■ **Task description**:
Work out how many lines in the data hold the word "katkıda", and reply with that number only.

** Start of Information given **

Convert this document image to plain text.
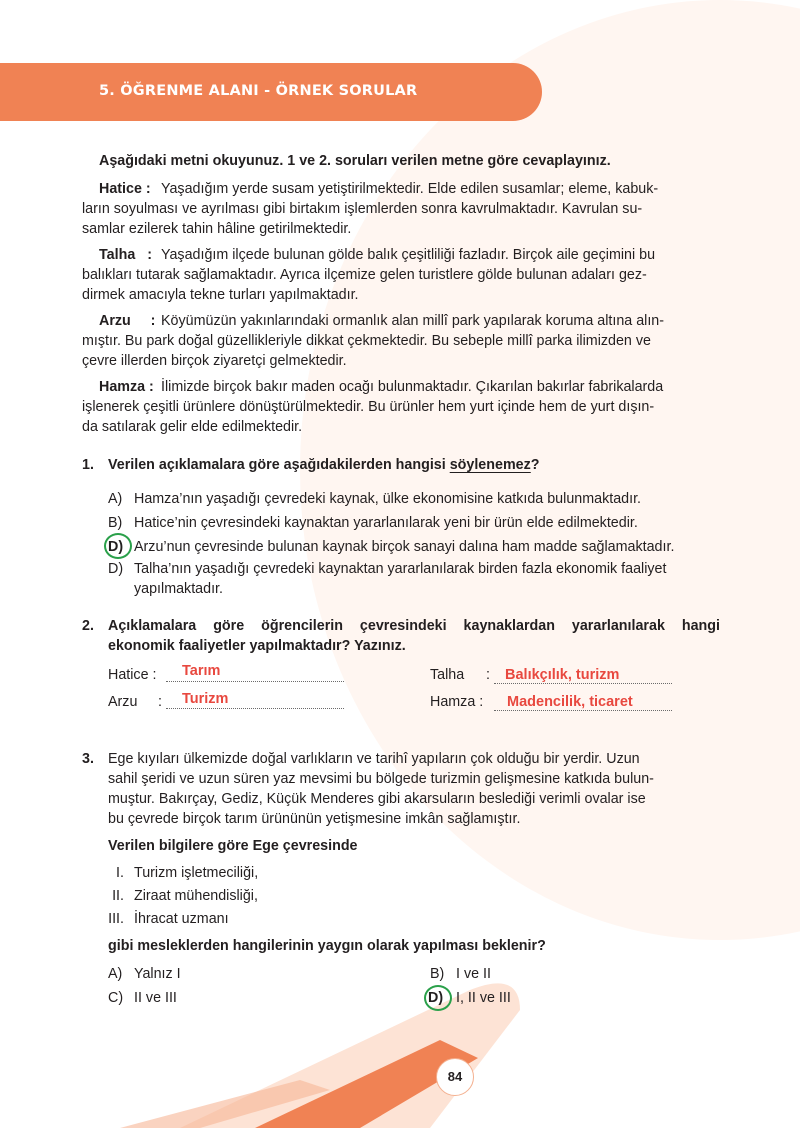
5. ÖĞRENME ALANI - ÖRNEK SORULAR

Aşağıdaki metni okuyunuz. 1 ve 2. soruları verilen metne göre cevaplayınız.

Hatice : Yaşadığım yerde susam yetiştirilmektedir. Elde edilen susamlar; eleme, kabuk-

ların soyulması ve ayrılması gibi birtakım işlemlerden sonra kavrulmaktadır. Kavrulan su-

samlar ezilerek tahin hâline getirilmektedir.

Talha   : Yaşadığım ilçede bulunan gölde balık çeşitliliği fazladır. Birçok aile geçimini bu

balıkları tutarak sağlamaktadır. Ayrıca ilçemize gelen turistlere gölde bulunan adaları gez-

dirmek amacıyla tekne turları yapılmaktadır.

Arzu     : Köyümüzün yakınlarındaki ormanlık alan millî park yapılarak koruma altına alın-

mıştır. Bu park doğal güzellikleriyle dikkat çekmektedir. Bu sebeple millî parka ilimizden ve

çevre illerden birçok ziyaretçi gelmektedir.

Hamza : İlimizde birçok bakır maden ocağı bulunmaktadır. Çıkarılan bakırlar fabrikalarda

işlenerek çeşitli ürünlere dönüştürülmektedir. Bu ürünler hem yurt içinde hem de yurt dışın-

da satılarak gelir elde edilmektedir.

1. Verilen açıklamalara göre aşağıdakilerden hangisi söylenemez?

A) Hamza’nın yaşadığı çevredeki kaynak, ülke ekonomisine katkıda bulunmaktadır.
B) Hatice’nin çevresindeki kaynaktan yararlanılarak yeni bir ürün elde edilmektedir.
D) Arzu’nun çevresinde bulunan kaynak birçok sanayi dalına ham madde sağlamaktadır.
D) Talha’nın yaşadığı çevredeki kaynaktan yararlanılarak birden fazla ekonomik faaliyet
yapılmaktadır.

2. Açıklamalara göre öğrencilerin çevresindeki kaynaklardan yararlanılarak hangi

ekonomik faaliyetler yapılmaktadır? Yazınız.

Hatice : Tarım	Talha : Balıkçılık, turizm
Arzu : Turizm	Hamza : Madencilik, ticaret

3. Ege kıyıları ülkemizde doğal varlıkların ve tarihî yapıların çok olduğu bir yerdir. Uzun

sahil şeridi ve uzun süren yaz mevsimi bu bölgede turizmin gelişmesine katkıda bulun-

muştur. Bakırçay, Gediz, Küçük Menderes gibi akarsuların beslediği verimli ovalar ise

bu çevrede birçok tarım ürününün yetişmesine imkân sağlamıştır.

Verilen bilgilere göre Ege çevresinde

I. Turizm işletmeciliği,
II. Ziraat mühendisliği,
III. İhracat uzmanı

gibi mesleklerden hangilerinin yaygın olarak yapılması beklenir?

A) Yalnız I	B) I ve II
C) II ve III	D) I, II ve III
84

** End of Information given **

■ **Result of this task**:
2